_Task requirements_
Print every record below exactly as written.
◆ ◆ ◆ ◆ ◆
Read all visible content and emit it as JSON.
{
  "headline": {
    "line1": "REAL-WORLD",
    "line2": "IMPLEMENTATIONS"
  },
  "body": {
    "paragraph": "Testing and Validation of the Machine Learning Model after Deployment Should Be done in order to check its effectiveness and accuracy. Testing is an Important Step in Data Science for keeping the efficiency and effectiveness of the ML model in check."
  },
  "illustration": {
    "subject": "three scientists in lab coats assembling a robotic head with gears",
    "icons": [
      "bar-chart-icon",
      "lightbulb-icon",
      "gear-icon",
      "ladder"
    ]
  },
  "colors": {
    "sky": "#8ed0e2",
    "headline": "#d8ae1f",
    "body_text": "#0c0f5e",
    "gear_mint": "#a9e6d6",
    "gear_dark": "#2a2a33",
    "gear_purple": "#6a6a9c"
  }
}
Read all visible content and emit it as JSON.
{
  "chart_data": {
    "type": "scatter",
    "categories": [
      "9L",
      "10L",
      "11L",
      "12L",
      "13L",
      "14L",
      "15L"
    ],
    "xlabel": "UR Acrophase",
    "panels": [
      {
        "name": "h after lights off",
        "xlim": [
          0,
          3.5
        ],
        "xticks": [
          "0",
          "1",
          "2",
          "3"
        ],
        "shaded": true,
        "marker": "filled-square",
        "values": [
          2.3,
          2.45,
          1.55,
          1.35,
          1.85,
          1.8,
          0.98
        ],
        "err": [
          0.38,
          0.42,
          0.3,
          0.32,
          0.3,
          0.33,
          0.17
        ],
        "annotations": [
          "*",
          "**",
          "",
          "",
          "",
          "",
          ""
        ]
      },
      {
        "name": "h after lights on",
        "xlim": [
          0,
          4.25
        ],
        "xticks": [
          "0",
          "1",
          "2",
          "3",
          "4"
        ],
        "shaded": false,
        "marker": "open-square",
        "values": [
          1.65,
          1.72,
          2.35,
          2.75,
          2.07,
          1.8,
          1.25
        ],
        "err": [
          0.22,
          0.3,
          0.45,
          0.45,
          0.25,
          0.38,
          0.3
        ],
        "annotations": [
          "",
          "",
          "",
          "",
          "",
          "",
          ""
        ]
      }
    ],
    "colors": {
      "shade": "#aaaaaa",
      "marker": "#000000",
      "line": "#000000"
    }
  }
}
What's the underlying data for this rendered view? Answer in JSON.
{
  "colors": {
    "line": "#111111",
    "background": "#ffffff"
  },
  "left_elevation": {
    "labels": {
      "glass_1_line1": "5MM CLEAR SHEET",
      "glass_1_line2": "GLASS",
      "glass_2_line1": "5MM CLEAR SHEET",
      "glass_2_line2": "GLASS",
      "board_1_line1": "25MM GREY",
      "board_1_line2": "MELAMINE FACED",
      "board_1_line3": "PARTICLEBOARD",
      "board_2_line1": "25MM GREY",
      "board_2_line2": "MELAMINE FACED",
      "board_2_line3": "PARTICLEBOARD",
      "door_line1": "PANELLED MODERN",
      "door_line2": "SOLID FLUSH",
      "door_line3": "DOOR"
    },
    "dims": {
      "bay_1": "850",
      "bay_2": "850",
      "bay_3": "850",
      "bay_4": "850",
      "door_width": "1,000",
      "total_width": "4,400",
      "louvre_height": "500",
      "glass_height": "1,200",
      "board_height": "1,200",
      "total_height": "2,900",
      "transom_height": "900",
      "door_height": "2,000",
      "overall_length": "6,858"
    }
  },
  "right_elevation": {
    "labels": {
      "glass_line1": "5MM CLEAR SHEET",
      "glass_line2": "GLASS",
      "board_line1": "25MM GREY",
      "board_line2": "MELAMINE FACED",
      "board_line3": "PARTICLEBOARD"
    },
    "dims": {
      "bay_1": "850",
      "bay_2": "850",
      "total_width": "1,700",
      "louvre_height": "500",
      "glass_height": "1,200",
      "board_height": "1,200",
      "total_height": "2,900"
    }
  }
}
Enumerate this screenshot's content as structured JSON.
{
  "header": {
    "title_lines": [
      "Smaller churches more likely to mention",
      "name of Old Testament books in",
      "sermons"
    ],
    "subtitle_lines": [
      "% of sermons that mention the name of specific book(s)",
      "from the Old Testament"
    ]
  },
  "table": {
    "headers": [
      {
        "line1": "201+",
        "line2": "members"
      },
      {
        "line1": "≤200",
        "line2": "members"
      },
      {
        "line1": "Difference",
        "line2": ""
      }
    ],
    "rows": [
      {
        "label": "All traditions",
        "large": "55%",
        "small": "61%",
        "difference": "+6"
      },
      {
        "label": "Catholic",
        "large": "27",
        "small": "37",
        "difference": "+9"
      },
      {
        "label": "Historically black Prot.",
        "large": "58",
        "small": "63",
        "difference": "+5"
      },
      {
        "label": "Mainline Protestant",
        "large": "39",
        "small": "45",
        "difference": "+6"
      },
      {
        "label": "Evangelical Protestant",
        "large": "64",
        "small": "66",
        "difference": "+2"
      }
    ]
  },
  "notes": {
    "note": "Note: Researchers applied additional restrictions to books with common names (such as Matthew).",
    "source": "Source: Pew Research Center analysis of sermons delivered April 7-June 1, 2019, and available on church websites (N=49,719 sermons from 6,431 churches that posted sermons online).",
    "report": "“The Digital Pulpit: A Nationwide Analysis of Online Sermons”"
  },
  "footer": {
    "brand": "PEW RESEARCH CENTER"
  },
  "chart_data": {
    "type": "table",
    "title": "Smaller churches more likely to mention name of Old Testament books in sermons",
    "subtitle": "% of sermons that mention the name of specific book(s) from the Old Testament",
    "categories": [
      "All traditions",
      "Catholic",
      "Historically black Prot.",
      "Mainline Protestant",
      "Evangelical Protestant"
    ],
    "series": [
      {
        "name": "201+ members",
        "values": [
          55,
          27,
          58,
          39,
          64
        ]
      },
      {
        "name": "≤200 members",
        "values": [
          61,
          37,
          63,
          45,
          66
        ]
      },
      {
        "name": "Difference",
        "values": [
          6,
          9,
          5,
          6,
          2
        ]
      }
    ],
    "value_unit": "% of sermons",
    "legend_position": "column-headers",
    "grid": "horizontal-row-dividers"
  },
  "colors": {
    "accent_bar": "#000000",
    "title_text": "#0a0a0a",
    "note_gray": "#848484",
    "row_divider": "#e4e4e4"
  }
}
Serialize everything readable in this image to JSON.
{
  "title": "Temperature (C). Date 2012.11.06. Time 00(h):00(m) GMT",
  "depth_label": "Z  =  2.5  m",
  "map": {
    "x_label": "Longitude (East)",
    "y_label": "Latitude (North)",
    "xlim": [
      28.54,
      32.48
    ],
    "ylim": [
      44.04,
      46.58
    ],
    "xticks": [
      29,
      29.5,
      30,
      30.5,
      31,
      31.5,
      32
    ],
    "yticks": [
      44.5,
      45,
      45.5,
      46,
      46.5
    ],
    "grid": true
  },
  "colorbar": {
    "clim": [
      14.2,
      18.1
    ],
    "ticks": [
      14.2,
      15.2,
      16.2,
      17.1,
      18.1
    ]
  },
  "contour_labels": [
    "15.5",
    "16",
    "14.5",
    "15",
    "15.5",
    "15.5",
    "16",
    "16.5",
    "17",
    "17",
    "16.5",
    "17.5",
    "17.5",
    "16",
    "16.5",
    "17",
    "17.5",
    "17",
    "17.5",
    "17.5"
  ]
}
◆ ◆ ◆ ◆ ◆
_Correct output_
Read all visible content and emit it as JSON.
{
  "headline": {
    "line1": "REAL-WORLD",
    "line2": "IMPLEMENTATIONS"
  },
  "body": {
    "paragraph": "Testing and Validation of the Machine Learning Model after Deployment Should Be done in order to check its effectiveness and accuracy. Testing is an Important Step in Data Science for keeping the efficiency and effectiveness of the ML model in check."
  },
  "illustration": {
    "subject": "three scientists in lab coats assembling a robotic head with gears",
    "icons": [
      "bar-chart-icon",
      "lightbulb-icon",
      "gear-icon",
      "ladder"
    ]
  },
  "colors": {
    "sky": "#8ed0e2",
    "headline": "#d8ae1f",
    "body_text": "#0c0f5e",
    "gear_mint": "#a9e6d6",
    "gear_dark": "#2a2a33",
    "gear_purple": "#6a6a9c"
  }
}
Read all visible content and emit it as JSON.
{
  "chart_data": {
    "type": "scatter",
    "categories": [
      "9L",
      "10L",
      "11L",
      "12L",
      "13L",
      "14L",
      "15L"
    ],
    "xlabel": "UR Acrophase",
    "panels": [
      {
        "name": "h after lights off",
        "xlim": [
          0,
          3.5
        ],
        "xticks": [
          "0",
          "1",
          "2",
          "3"
        ],
        "shaded": true,
        "marker": "filled-square",
        "values": [
          2.3,
          2.45,
          1.55,
          1.35,
          1.85,
          1.8,
          0.98
        ],
        "err": [
          0.38,
          0.42,
          0.3,
          0.32,
          0.3,
          0.33,
          0.17
        ],
        "annotations": [
          "*",
          "**",
          "",
          "",
          "",
          "",
          ""
        ]
      },
      {
        "name": "h after lights on",
        "xlim": [
          0,
          4.25
        ],
        "xticks": [
          "0",
          "1",
          "2",
          "3",
          "4"
        ],
        "shaded": false,
        "marker": "open-square",
        "values": [
          1.65,
          1.72,
          2.35,
          2.75,
          2.07,
          1.8,
          1.25
        ],
        "err": [
          0.22,
          0.3,
          0.45,
          0.45,
          0.25,
          0.38,
          0.3
        ],
        "annotations": [
          "",
          "",
          "",
          "",
          "",
          "",
          ""
        ]
      }
    ],
    "colors": {
      "shade": "#aaaaaa",
      "marker": "#000000",
      "line": "#000000"
    }
  }
}
What's the underlying data for this rendered view? Answer in JSON.
{
  "colors": {
    "line": "#111111",
    "background": "#ffffff"
  },
  "left_elevation": {
    "labels": {
      "glass_1_line1": "5MM CLEAR SHEET",
      "glass_1_line2": "GLASS",
      "glass_2_line1": "5MM CLEAR SHEET",
      "glass_2_line2": "GLASS",
      "board_1_line1": "25MM GREY",
      "board_1_line2": "MELAMINE FACED",
      "board_1_line3": "PARTICLEBOARD",
      "board_2_line1": "25MM GREY",
      "board_2_line2": "MELAMINE FACED",
      "board_2_line3": "PARTICLEBOARD",
      "door_line1": "PANELLED MODERN",
      "door_line2": "SOLID FLUSH",
      "door_line3": "DOOR"
    },
    "dims": {
      "bay_1": "850",
      "bay_2": "850",
      "bay_3": "850",
      "bay_4": "850",
      "door_width": "1,000",
      "total_width": "4,400",
      "louvre_height": "500",
      "glass_height": "1,200",
      "board_height": "1,200",
      "total_height": "2,900",
      "transom_height": "900",
      "door_height": "2,000",
      "overall_length": "6,858"
    }
  },
  "right_elevation": {
    "labels": {
      "glass_line1": "5MM CLEAR SHEET",
      "glass_line2": "GLASS",
      "board_line1": "25MM GREY",
      "board_line2": "MELAMINE FACED",
      "board_line3": "PARTICLEBOARD"
    },
    "dims": {
      "bay_1": "850",
      "bay_2": "850",
      "total_width": "1,700",
      "louvre_height": "500",
      "glass_height": "1,200",
      "board_height": "1,200",
      "total_height": "2,900"
    }
  }
}
Enumerate this screenshot's content as structured JSON.
{
  "header": {
    "title_lines": [
      "Smaller churches more likely to mention",
      "name of Old Testament books in",
      "sermons"
    ],
    "subtitle_lines": [
      "% of sermons that mention the name of specific book(s)",
      "from the Old Testament"
    ]
  },
  "table": {
    "headers": [
      {
        "line1": "201+",
        "line2": "members"
      },
      {
        "line1": "≤200",
        "line2": "members"
      },
      {
        "line1": "Difference",
        "line2": ""
      }
    ],
    "rows": [
      {
        "label": "All traditions",
        "large": "55%",
        "small": "61%",
        "difference": "+6"
      },
      {
        "label": "Catholic",
        "large": "27",
        "small": "37",
        "difference": "+9"
      },
      {
        "label": "Historically black Prot.",
        "large": "58",
        "small": "63",
        "difference": "+5"
      },
      {
        "label": "Mainline Protestant",
        "large": "39",
        "small": "45",
        "difference": "+6"
      },
      {
        "label": "Evangelical Protestant",
        "large": "64",
        "small": "66",
        "difference": "+2"
      }
    ]
  },
  "notes": {
    "note": "Note: Researchers applied additional restrictions to books with common names (such as Matthew).",
    "source": "Source: Pew Research Center analysis of sermons delivered April 7-June 1, 2019, and available on church websites (N=49,719 sermons from 6,431 churches that posted sermons online).",
    "report": "“The Digital Pulpit: A Nationwide Analysis of Online Sermons”"
  },
  "footer": {
    "brand": "PEW RESEARCH CENTER"
  },
  "chart_data": {
    "type": "table",
    "title": "Smaller churches more likely to mention name of Old Testament books in sermons",
    "subtitle": "% of sermons that mention the name of specific book(s) from the Old Testament",
    "categories": [
      "All traditions",
      "Catholic",
      "Historically black Prot.",
      "Mainline Protestant",
      "Evangelical Protestant"
    ],
    "series": [
      {
        "name": "201+ members",
        "values": [
          55,
          27,
          58,
          39,
          64
        ]
      },
      {
        "name": "≤200 members",
        "values": [
          61,
          37,
          63,
          45,
          66
        ]
      },
      {
        "name": "Difference",
        "values": [
          6,
          9,
          5,
          6,
          2
        ]
      }
    ],
    "value_unit": "% of sermons",
    "legend_position": "column-headers",
    "grid": "horizontal-row-dividers"
  },
  "colors": {
    "accent_bar": "#000000",
    "title_text": "#0a0a0a",
    "note_gray": "#848484",
    "row_divider": "#e4e4e4"
  }
}
Serialize everything readable in this image to JSON.
{
  "title": "Temperature (C). Date 2012.11.06. Time 00(h):00(m) GMT",
  "depth_label": "Z  =  2.5  m",
  "map": {
    "x_label": "Longitude (East)",
    "y_label": "Latitude (North)",
    "xlim": [
      28.54,
      32.48
    ],
    "ylim": [
      44.04,
      46.58
    ],
    "xticks": [
      29,
      29.5,
      30,
      30.5,
      31,
      31.5,
      32
    ],
    "yticks": [
      44.5,
      45,
      45.5,
      46,
      46.5
    ],
    "grid": true
  },
  "colorbar": {
    "clim": [
      14.2,
      18.1
    ],
    "ticks": [
      14.2,
      15.2,
      16.2,
      17.1,
      18.1
    ]
  },
  "contour_labels": [
    "15.5",
    "16",
    "14.5",
    "15",
    "15.5",
    "15.5",
    "16",
    "16.5",
    "17",
    "17",
    "16.5",
    "17.5",
    "17.5",
    "16",
    "16.5",
    "17",
    "17.5",
    "17",
    "17.5",
    "17.5"
  ]
}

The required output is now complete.